Three Reasons Why Employers Should Care about Direct Primary Care

Mary Brace - Monday, April 18, 2016
Three Reasons Why Employers Should Care about Direct Primary Care

By Dr. Samir Qamar, Founder & CEO, MedLion

1. Insurance is not necessary for all health care.
2. Not all health care is expensive.
3. Employers can use Direct Primary Care to lower health care costs.

In times when employers are challenged with ACA compliance, high health care costs and dissatisfied employees, the above statements have a lot of power.  Even more important, the meaning of these statements is the essence of Direct Primary Care, America’s newest health care model, and one that is helping employers nationwide navigate traditional challenges.

To effectively strategize a good health care plan, savvy employers should first dissect the American health care behemoth to understand and figure out the needs of employees to offer meaningful benefits. In the United States, we use insurance for all health care needs. This is where the problem begins.  Insurance was originally designed for expensive catastrophic events, such as heart attacks, cancers and strokes. In fact, insurance is still used for catastrophes in all other industries, such as automobile, home and life insurance. Health care is the only field where insurance is not only used for rare events, but also common and frequent events. However, insurance is not necessary for all health care.

Today, we use insurance for everything because visits to doctors for even minor issues can cost upwards of $100. When health insurance claims are filed routinely, health insurance premiums rise. Therefore, the only logical way to decrease insurance premiums is to reduce the frequency of claims filed. To reduce frequency of claims, a large segment of medical care has to be affordable to render insurance unnecessary. Thankfully, not all health care is expensive.  This is where Direct Primary Care makes its grand entrance.

Health care can be divided into those services which are used often, and those which are used rarely. Primary care, with its routine physicals, acute care, chronic condition management, refills and lab orders fall into services that are used often. Direct Primary Care takes this majority of health care and caps the cost into an affordable, manageable, flat monthly fee, typically less than $90 per month. As a result, insurance use (and cost) is minimized to rare occurrences. Employers can use Direct Primary Care to lower health care costs.

How do employers make Direct Primary Care work for them?

Simply put, Direct Primary Care, plus an appropriate supplemental insurance plan, can save employers up to 40 percent on health care costs compared to the traditional insurance alternatives, yet stay in compliance with Affordable Care Act mandates. For self-insured companies, Direct Primary Care can control downstream catastrophic costs by providing high-access, quality care upstream and can be inserted strategically as part of the total plan offering.

There are numerous other advantages Direct Primary Care provides for employers: telemedicine to keep employees at work, reduction of unnecessary worker comp claims, active management of employee health conditions and so much more.

In today’s new and unprecedented health care climate, it’s vital to know the latest health care models that could keep an employer’s costs down while increasing quality and coverage. Direct Primary Care is such a model, and smart employers are taking notice as they design employee benefits.

 

Qamar.  "Three Reasons Why Employers Should Care about Direct Primary Care."  Medlion Believers Blog.  Web.  April 2016.

▸ **Document structure recognition data**
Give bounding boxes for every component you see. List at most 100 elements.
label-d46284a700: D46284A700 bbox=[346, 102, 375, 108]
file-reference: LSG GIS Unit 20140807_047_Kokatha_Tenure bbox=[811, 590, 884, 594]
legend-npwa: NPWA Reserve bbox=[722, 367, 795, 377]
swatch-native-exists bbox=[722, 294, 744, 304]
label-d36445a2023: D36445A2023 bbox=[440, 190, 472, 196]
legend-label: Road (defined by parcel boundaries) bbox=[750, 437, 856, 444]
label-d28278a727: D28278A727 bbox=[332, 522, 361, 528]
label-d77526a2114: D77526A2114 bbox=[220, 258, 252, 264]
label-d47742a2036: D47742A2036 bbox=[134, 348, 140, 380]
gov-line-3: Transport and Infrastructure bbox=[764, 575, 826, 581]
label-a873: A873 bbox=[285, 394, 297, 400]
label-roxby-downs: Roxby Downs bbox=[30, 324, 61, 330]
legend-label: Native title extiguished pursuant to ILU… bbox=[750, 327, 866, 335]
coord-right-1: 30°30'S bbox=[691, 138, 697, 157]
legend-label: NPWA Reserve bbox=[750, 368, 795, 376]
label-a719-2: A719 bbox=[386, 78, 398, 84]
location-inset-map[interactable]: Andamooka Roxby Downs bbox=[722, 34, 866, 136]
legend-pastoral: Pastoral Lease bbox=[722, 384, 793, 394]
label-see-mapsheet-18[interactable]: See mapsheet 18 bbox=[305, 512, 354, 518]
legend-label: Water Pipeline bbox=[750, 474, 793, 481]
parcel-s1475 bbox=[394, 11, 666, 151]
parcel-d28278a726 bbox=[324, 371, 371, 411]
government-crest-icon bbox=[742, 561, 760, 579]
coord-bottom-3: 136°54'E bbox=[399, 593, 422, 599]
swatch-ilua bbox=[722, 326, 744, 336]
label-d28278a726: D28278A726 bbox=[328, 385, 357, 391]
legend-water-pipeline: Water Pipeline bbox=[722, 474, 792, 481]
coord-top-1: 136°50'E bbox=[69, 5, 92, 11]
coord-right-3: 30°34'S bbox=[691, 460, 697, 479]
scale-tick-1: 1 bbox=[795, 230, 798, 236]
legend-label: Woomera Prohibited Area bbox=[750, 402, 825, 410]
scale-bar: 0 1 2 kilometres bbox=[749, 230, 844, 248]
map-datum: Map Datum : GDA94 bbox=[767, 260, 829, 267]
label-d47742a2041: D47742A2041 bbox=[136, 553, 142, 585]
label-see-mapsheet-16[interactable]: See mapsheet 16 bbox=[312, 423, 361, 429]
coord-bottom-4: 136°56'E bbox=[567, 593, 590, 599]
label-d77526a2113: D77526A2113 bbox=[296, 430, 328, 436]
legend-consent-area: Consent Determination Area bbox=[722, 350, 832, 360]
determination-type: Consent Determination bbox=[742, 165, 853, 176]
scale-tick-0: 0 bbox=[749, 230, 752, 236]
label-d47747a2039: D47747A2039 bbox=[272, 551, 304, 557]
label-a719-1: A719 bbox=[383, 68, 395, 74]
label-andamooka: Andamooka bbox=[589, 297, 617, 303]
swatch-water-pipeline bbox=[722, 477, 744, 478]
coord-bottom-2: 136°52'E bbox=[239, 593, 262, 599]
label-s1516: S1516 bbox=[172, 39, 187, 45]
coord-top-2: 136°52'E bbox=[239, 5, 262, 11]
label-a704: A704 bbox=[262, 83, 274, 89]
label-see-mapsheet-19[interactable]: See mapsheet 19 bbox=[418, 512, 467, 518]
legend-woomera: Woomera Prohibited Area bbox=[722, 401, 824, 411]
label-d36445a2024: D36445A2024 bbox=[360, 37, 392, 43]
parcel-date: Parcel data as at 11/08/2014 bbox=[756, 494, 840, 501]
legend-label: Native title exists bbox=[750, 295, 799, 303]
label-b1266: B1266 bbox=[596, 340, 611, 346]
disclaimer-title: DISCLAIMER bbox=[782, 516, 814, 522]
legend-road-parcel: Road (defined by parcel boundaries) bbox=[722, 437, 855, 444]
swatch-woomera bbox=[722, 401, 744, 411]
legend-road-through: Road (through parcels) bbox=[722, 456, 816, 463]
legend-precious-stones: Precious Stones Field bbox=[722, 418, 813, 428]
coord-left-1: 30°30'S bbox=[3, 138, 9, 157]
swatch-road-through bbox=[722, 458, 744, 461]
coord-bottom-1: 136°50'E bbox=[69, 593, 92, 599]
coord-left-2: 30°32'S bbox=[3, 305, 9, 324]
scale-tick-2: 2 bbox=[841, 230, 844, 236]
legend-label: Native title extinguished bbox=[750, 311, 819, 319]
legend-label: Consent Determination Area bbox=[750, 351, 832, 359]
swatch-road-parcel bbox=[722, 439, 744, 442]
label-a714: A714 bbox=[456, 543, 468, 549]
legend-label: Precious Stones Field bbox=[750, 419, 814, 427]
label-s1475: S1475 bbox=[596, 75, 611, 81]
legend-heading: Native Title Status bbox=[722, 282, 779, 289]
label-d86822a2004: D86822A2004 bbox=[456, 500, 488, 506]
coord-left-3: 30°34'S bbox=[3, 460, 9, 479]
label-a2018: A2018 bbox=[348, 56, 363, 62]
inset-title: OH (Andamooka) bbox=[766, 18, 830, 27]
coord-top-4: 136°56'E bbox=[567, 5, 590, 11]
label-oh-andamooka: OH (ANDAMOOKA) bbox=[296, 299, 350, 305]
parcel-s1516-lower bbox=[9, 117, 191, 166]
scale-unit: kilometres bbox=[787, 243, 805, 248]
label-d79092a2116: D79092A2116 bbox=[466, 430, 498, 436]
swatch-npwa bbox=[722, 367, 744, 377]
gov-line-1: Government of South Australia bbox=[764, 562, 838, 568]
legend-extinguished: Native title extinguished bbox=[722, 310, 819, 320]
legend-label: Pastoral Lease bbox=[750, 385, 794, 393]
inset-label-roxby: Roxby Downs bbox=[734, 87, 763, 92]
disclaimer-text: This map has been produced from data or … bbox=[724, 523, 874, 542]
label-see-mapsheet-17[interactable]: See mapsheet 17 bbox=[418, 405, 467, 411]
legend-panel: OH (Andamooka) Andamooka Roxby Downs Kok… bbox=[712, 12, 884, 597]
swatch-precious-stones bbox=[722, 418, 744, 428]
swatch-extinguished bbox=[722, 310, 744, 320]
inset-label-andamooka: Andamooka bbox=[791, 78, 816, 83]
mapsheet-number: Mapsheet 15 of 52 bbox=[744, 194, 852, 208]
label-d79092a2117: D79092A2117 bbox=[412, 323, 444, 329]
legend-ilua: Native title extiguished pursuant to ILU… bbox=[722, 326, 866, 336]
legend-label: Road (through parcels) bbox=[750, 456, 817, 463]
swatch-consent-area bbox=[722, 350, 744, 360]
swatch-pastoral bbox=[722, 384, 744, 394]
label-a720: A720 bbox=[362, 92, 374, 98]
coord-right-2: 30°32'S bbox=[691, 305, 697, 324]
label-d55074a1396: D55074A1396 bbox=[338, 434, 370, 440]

▸ **PROBLEM SET**
**A.** Quote the Direct Primary Care article word for word, starting at "Simply put, Direct" and ending at "total plan offering.".
**B.** According to the Direct Primary Care article, what monthly fee does Direct Primary Care typically charge?

▸ **ANSWERS FOR THE TASKS**
**A.**
Simply put, Direct Primary Care, plus an appropriate supplemental insurance plan, can save employers up to 40 percent on health care costs compared to the traditional insurance alternatives, yet stay in compliance with Affordable Care Act mandates. For self-insured companies, Direct Primary Care can control downstream catastrophic costs by providing high-access, quality care upstream and can be inserted strategically as part of the total plan offering.

**B.** Typically less than $90 per month.